--- START OF Listing ---

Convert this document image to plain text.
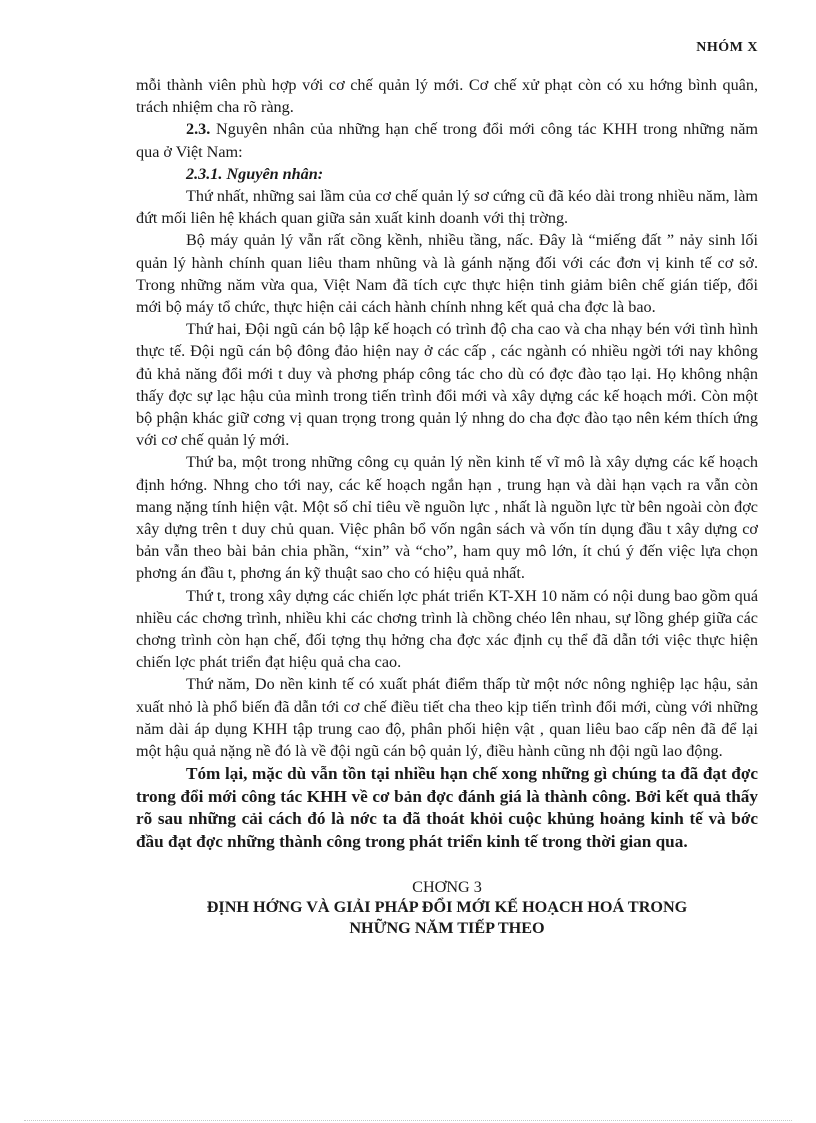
NHÓM X

mỗi thành viên phù hợp với cơ chế quản lý mới. Cơ chế xử phạt còn có xu hớng bình quân, trách nhiệm cha rõ ràng.

2.3. Nguyên nhân của những hạn chế trong đổi mới công tác KHH trong những năm qua ở Việt Nam:

2.3.1. Nguyên nhân:

Thứ nhất, những sai lầm của cơ chế quản lý sơ cứng cũ đã kéo dài trong nhiều năm, làm đứt mối liên hệ khách quan giữa sản xuất kinh doanh với thị trờng.

Bộ máy quản lý vẫn rất cồng kềnh, nhiều tầng, nấc. Đây là “miếng đất ” nảy sinh lối quản lý hành chính quan liêu tham nhũng và là gánh nặng đối với các đơn vị kinh tế cơ sở. Trong những năm vừa qua, Việt Nam đã tích cực thực hiện tinh giảm biên chế gián tiếp, đổi mới bộ máy tổ chức, thực hiện cải cách hành chính nhng kết quả cha đợc là bao.

Thứ hai, Đội ngũ cán bộ lập kế hoạch có trình độ cha cao và cha nhạy bén với tình hình thực tế. Đội ngũ cán bộ đông đảo hiện nay ở các cấp , các ngành có nhiều ngời tới nay không đủ khả năng đổi mới t duy và phơng pháp công tác cho dù có đợc đào tạo lại. Họ không nhận thấy đợc sự lạc hậu của mình trong tiến trình đổi mới và xây dựng các kế hoạch mới. Còn một bộ phận khác giữ cơng vị quan trọng trong quản lý nhng do cha đợc đào tạo nên kém thích ứng với cơ chế quản lý mới.

Thứ ba, một trong những công cụ quản lý nền kinh tế vĩ mô là xây dựng các kế hoạch định hớng. Nhng cho tới nay, các kế hoạch ngắn hạn , trung hạn và dài hạn vạch ra vẫn còn mang nặng tính hiện vật. Một số chỉ tiêu về nguồn lực , nhất là nguồn lực từ bên ngoài còn đợc xây dựng trên t duy chủ quan. Việc phân bổ vốn ngân sách và vốn tín dụng đầu t xây dựng cơ bản vẫn theo bài bản chia phần, “xin” và “cho”, ham quy mô lớn, ít chú ý đến việc lựa chọn phơng án đầu t, phơng án kỹ thuật sao cho có hiệu quả nhất.

Thứ t, trong xây dựng các chiến lợc phát triển KT-XH 10 năm có nội dung bao gồm quá nhiều các chơng trình, nhiều khi các chơng trình là chồng chéo lên nhau, sự lồng ghép giữa các chơng trình còn hạn chế, đối tợng thụ hởng cha đợc xác định cụ thể đã dẫn tới việc thực hiện chiến lợc phát triển đạt hiệu quả cha cao.

Thứ năm, Do nền kinh tế có xuất phát điểm thấp từ một nớc nông nghiệp lạc hậu, sản xuất nhỏ là phổ biến đã dẫn tới cơ chế điều tiết cha theo kịp tiến trình đổi mới, cùng với những năm dài áp dụng KHH tập trung cao độ, phân phối hiện vật , quan liêu bao cấp nên đã để lại một hậu quả nặng nề đó là về đội ngũ cán bộ quản lý, điều hành cũng nh đội ngũ lao động.

Tóm lại, mặc dù vẫn tồn tại nhiều hạn chế xong những gì chúng ta đã đạt đợc trong đổi mới công tác KHH về cơ bản đợc đánh giá là thành công. Bởi kết quả thấy rõ sau những cải cách đó là nớc ta đã thoát khỏi cuộc khủng hoảng kinh tế và bớc đầu đạt đợc những thành công trong phát triển kinh tế trong thời gian qua.

CHƠNG 3
ĐỊNH HỚNG VÀ GIẢI PHÁP ĐỔI MỚI KẾ HOẠCH HOÁ TRONG
NHỮNG NĂM TIẾP THEO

--- END OF Listing ---

What is asked »
Every line of the data above should be quoted exactly. Omit the pictures.

Exercise result »
Convert this document image to plain text.
NHÓM X

mỗi thành viên phù hợp với cơ chế quản lý mới. Cơ chế xử phạt còn có xu hớng bình quân, trách nhiệm cha rõ ràng.

2.3. Nguyên nhân của những hạn chế trong đổi mới công tác KHH trong những năm qua ở Việt Nam:

2.3.1. Nguyên nhân:

Thứ nhất, những sai lầm của cơ chế quản lý sơ cứng cũ đã kéo dài trong nhiều năm, làm đứt mối liên hệ khách quan giữa sản xuất kinh doanh với thị trờng.

Bộ máy quản lý vẫn rất cồng kềnh, nhiều tầng, nấc. Đây là “miếng đất ” nảy sinh lối quản lý hành chính quan liêu tham nhũng và là gánh nặng đối với các đơn vị kinh tế cơ sở. Trong những năm vừa qua, Việt Nam đã tích cực thực hiện tinh giảm biên chế gián tiếp, đổi mới bộ máy tổ chức, thực hiện cải cách hành chính nhng kết quả cha đợc là bao.

Thứ hai, Đội ngũ cán bộ lập kế hoạch có trình độ cha cao và cha nhạy bén với tình hình thực tế. Đội ngũ cán bộ đông đảo hiện nay ở các cấp , các ngành có nhiều ngời tới nay không đủ khả năng đổi mới t duy và phơng pháp công tác cho dù có đợc đào tạo lại. Họ không nhận thấy đợc sự lạc hậu của mình trong tiến trình đổi mới và xây dựng các kế hoạch mới. Còn một bộ phận khác giữ cơng vị quan trọng trong quản lý nhng do cha đợc đào tạo nên kém thích ứng với cơ chế quản lý mới.

Thứ ba, một trong những công cụ quản lý nền kinh tế vĩ mô là xây dựng các kế hoạch định hớng. Nhng cho tới nay, các kế hoạch ngắn hạn , trung hạn và dài hạn vạch ra vẫn còn mang nặng tính hiện vật. Một số chỉ tiêu về nguồn lực , nhất là nguồn lực từ bên ngoài còn đợc xây dựng trên t duy chủ quan. Việc phân bổ vốn ngân sách và vốn tín dụng đầu t xây dựng cơ bản vẫn theo bài bản chia phần, “xin” và “cho”, ham quy mô lớn, ít chú ý đến việc lựa chọn phơng án đầu t, phơng án kỹ thuật sao cho có hiệu quả nhất.

Thứ t, trong xây dựng các chiến lợc phát triển KT-XH 10 năm có nội dung bao gồm quá nhiều các chơng trình, nhiều khi các chơng trình là chồng chéo lên nhau, sự lồng ghép giữa các chơng trình còn hạn chế, đối tợng thụ hởng cha đợc xác định cụ thể đã dẫn tới việc thực hiện chiến lợc phát triển đạt hiệu quả cha cao.

Thứ năm, Do nền kinh tế có xuất phát điểm thấp từ một nớc nông nghiệp lạc hậu, sản xuất nhỏ là phổ biến đã dẫn tới cơ chế điều tiết cha theo kịp tiến trình đổi mới, cùng với những năm dài áp dụng KHH tập trung cao độ, phân phối hiện vật , quan liêu bao cấp nên đã để lại một hậu quả nặng nề đó là về đội ngũ cán bộ quản lý, điều hành cũng nh đội ngũ lao động.

Tóm lại, mặc dù vẫn tồn tại nhiều hạn chế xong những gì chúng ta đã đạt đợc trong đổi mới công tác KHH về cơ bản đợc đánh giá là thành công. Bởi kết quả thấy rõ sau những cải cách đó là nớc ta đã thoát khỏi cuộc khủng hoảng kinh tế và bớc đầu đạt đợc những thành công trong phát triển kinh tế trong thời gian qua.

CHƠNG 3
ĐỊNH HỚNG VÀ GIẢI PHÁP ĐỔI MỚI KẾ HOẠCH HOÁ TRONG
NHỮNG NĂM TIẾP THEO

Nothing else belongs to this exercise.